Saved entries =
● ● ● ● ●
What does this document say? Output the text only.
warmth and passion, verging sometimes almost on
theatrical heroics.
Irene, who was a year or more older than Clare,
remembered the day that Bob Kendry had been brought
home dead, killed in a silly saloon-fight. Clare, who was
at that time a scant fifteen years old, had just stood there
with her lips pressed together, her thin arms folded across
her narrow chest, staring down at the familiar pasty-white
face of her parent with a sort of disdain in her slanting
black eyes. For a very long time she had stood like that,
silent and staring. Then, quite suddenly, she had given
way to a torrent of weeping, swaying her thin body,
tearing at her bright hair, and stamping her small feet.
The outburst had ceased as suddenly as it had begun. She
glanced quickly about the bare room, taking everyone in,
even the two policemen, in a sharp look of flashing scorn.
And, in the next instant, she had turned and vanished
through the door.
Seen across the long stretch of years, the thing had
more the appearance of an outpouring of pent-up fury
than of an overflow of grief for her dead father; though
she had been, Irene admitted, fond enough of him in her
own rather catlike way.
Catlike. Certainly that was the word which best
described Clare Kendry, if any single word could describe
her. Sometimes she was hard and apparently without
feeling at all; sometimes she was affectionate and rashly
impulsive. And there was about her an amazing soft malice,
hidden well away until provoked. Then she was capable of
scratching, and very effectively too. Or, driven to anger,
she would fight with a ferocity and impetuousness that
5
● ● ● ● ●
Task to complete = Return each line of the records above exactly as it reads.

Written response =
What does this document say? Output the text only.
warmth and passion, verging sometimes almost on
theatrical heroics.
Irene, who was a year or more older than Clare,
remembered the day that Bob Kendry had been brought
home dead, killed in a silly saloon-fight. Clare, who was
at that time a scant fifteen years old, had just stood there
with her lips pressed together, her thin arms folded across
her narrow chest, staring down at the familiar pasty-white
face of her parent with a sort of disdain in her slanting
black eyes. For a very long time she had stood like that,
silent and staring. Then, quite suddenly, she had given
way to a torrent of weeping, swaying her thin body,
tearing at her bright hair, and stamping her small feet.
The outburst had ceased as suddenly as it had begun. She
glanced quickly about the bare room, taking everyone in,
even the two policemen, in a sharp look of flashing scorn.
And, in the next instant, she had turned and vanished
through the door.
Seen across the long stretch of years, the thing had
more the appearance of an outpouring of pent-up fury
than of an overflow of grief for her dead father; though
she had been, Irene admitted, fond enough of him in her
own rather catlike way.
Catlike. Certainly that was the word which best
described Clare Kendry, if any single word could describe
her. Sometimes she was hard and apparently without
feeling at all; sometimes she was affectionate and rashly
impulsive. And there was about her an amazing soft malice,
hidden well away until provoked. Then she was capable of
scratching, and very effectively too. Or, driven to anger,
she would fight with a ferocity and impetuousness that
5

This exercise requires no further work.